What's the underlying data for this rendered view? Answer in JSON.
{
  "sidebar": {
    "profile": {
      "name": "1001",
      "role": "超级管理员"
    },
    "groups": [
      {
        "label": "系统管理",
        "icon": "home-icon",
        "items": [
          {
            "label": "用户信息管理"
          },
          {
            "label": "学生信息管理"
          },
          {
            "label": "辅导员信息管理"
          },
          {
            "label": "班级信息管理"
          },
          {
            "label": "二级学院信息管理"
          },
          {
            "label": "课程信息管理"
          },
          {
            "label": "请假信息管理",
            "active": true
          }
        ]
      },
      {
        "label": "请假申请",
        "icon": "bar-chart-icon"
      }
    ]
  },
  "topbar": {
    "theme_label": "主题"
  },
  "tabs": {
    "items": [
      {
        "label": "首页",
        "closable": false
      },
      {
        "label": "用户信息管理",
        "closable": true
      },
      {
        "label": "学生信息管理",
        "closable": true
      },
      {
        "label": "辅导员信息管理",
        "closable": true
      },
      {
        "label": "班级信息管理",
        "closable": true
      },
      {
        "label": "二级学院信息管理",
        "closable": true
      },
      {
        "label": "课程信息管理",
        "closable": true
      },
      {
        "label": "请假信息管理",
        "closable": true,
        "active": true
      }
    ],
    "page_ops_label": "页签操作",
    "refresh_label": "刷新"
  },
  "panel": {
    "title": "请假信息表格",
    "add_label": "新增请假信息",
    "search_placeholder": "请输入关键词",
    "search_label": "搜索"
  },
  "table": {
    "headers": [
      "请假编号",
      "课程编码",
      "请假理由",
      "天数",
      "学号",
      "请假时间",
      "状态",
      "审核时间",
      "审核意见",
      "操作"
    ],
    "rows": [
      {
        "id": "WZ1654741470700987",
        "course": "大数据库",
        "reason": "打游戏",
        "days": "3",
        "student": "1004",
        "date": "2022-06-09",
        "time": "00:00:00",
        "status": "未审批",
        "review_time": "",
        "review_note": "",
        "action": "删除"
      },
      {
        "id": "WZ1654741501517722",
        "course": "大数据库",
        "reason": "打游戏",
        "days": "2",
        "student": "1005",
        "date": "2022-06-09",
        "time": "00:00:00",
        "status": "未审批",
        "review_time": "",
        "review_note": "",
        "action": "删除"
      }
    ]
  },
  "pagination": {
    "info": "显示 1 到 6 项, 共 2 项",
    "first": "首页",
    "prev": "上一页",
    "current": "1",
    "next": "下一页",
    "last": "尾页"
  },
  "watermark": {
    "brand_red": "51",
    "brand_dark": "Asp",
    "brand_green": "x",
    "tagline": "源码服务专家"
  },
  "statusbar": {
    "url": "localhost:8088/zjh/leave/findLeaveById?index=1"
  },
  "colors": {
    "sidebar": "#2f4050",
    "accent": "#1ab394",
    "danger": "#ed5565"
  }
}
- - - -
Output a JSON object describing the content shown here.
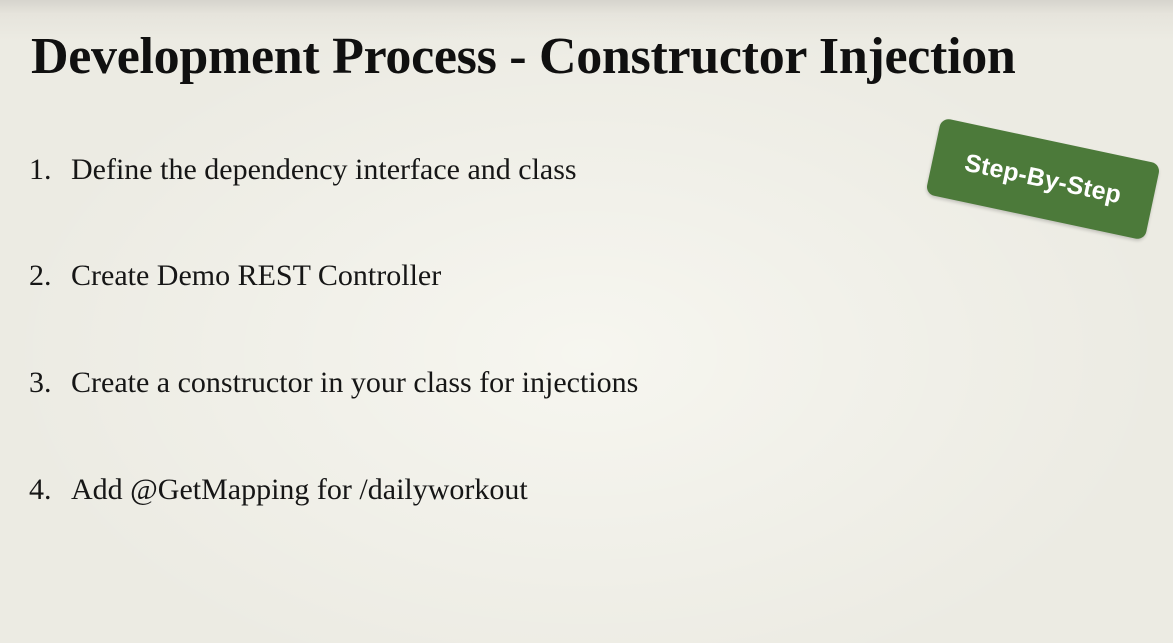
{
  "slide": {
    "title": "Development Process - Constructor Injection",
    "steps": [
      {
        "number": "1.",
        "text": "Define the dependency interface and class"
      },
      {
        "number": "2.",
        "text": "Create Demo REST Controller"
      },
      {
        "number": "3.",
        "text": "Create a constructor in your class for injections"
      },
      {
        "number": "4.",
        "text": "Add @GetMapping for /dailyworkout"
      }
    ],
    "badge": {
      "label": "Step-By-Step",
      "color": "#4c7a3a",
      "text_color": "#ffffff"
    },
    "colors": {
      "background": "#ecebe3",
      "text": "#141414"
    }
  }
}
- - - -
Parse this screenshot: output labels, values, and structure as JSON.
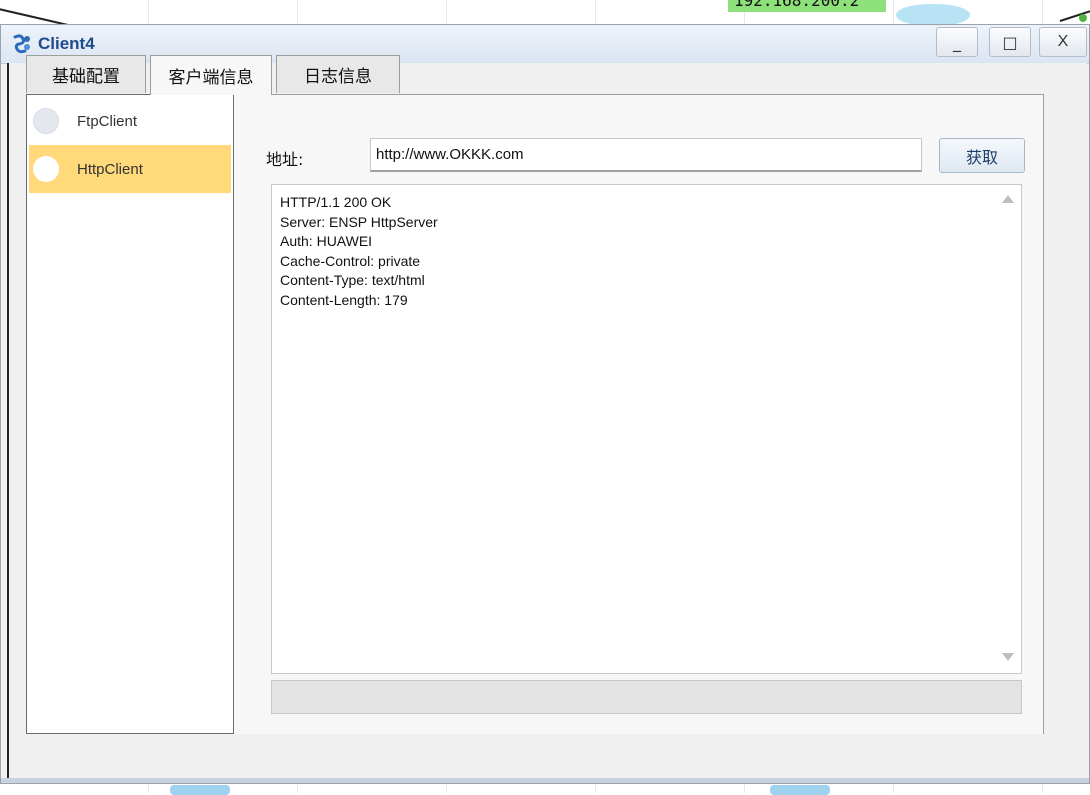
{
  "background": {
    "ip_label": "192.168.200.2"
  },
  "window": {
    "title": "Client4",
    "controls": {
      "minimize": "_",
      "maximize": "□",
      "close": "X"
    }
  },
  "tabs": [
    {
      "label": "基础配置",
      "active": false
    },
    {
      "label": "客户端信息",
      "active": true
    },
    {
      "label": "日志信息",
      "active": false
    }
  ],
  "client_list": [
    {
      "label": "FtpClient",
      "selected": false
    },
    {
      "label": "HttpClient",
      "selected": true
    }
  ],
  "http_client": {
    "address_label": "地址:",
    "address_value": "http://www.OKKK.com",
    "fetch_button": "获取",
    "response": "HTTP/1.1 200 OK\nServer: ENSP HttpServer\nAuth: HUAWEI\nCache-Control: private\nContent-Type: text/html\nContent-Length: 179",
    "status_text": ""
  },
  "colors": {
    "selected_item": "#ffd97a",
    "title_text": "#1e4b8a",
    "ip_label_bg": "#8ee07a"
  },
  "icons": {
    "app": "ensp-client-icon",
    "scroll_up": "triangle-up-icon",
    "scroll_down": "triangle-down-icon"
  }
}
- - - -
_Aim of the exercise_
Report only how many lines in the entries contain "active".

_Worked solution_
5